§ **STATED PROBLEM**: Begin at the line that contains "What data populates" and repeat every line from there to the end of the records below, inclusive, without adding any other line.

Extracted data entries:
────
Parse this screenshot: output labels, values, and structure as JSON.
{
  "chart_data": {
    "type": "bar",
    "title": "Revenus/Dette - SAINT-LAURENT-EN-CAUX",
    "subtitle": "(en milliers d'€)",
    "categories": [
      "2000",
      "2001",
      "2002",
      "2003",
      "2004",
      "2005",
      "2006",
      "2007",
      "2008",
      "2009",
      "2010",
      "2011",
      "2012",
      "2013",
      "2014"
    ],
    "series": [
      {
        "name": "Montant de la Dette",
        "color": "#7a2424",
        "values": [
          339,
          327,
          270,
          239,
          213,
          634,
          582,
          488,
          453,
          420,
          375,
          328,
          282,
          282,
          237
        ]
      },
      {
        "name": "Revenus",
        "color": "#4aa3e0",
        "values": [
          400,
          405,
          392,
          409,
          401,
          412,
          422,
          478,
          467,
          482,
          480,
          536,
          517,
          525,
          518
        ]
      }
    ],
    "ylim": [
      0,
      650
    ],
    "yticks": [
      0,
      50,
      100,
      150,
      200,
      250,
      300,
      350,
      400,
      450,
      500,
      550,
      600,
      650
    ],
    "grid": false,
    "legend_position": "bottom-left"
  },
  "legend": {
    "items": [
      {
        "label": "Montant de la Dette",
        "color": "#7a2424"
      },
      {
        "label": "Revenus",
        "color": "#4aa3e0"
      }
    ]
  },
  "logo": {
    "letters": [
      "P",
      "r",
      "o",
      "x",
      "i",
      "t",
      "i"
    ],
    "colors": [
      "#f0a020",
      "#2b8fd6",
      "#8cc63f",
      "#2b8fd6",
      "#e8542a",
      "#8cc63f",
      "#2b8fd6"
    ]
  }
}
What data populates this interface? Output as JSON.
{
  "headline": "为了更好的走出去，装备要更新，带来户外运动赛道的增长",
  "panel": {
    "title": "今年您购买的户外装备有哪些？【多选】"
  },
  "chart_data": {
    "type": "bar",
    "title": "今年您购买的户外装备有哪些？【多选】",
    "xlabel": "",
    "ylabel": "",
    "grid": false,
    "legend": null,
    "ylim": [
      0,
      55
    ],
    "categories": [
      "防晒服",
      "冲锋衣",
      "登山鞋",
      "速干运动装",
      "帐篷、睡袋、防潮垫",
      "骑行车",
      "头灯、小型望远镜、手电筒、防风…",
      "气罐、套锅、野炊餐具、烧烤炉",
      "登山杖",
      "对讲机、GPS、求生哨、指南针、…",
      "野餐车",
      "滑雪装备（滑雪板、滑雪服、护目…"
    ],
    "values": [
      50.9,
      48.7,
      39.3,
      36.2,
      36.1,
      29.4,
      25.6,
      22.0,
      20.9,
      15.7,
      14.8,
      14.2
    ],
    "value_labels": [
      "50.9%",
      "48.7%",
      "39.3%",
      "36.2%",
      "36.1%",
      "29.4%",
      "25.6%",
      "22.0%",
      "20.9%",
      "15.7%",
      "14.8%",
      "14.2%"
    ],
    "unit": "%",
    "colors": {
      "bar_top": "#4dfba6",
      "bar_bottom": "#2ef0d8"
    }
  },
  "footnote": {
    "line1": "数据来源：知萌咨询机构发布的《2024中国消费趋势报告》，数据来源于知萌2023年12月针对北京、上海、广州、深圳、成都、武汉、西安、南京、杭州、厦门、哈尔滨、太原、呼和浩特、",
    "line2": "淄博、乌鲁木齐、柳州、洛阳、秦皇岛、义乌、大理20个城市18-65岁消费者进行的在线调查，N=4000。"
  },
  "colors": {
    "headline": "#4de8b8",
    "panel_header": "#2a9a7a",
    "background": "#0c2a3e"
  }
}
────
§ **FULL SOLUTION**:
What data populates this interface? Output as JSON.
{
  "headline": "为了更好的走出去，装备要更新，带来户外运动赛道的增长",
  "panel": {
    "title": "今年您购买的户外装备有哪些？【多选】"
  },
  "chart_data": {
    "type": "bar",
    "title": "今年您购买的户外装备有哪些？【多选】",
    "xlabel": "",
    "ylabel": "",
    "grid": false,
    "legend": null,
    "ylim": [
      0,
      55
    ],
    "categories": [
      "防晒服",
      "冲锋衣",
      "登山鞋",
      "速干运动装",
      "帐篷、睡袋、防潮垫",
      "骑行车",
      "头灯、小型望远镜、手电筒、防风…",
      "气罐、套锅、野炊餐具、烧烤炉",
      "登山杖",
      "对讲机、GPS、求生哨、指南针、…",
      "野餐车",
      "滑雪装备（滑雪板、滑雪服、护目…"
    ],
    "values": [
      50.9,
      48.7,
      39.3,
      36.2,
      36.1,
      29.4,
      25.6,
      22.0,
      20.9,
      15.7,
      14.8,
      14.2
    ],
    "value_labels": [
      "50.9%",
      "48.7%",
      "39.3%",
      "36.2%",
      "36.1%",
      "29.4%",
      "25.6%",
      "22.0%",
      "20.9%",
      "15.7%",
      "14.8%",
      "14.2%"
    ],
    "unit": "%",
    "colors": {
      "bar_top": "#4dfba6",
      "bar_bottom": "#2ef0d8"
    }
  },
  "footnote": {
    "line1": "数据来源：知萌咨询机构发布的《2024中国消费趋势报告》，数据来源于知萌2023年12月针对北京、上海、广州、深圳、成都、武汉、西安、南京、杭州、厦门、哈尔滨、太原、呼和浩特、",
    "line2": "淄博、乌鲁木齐、柳州、洛阳、秦皇岛、义乌、大理20个城市18-65岁消费者进行的在线调查，N=4000。"
  },
  "colors": {
    "headline": "#4de8b8",
    "panel_header": "#2a9a7a",
    "background": "#0c2a3e"
  }
}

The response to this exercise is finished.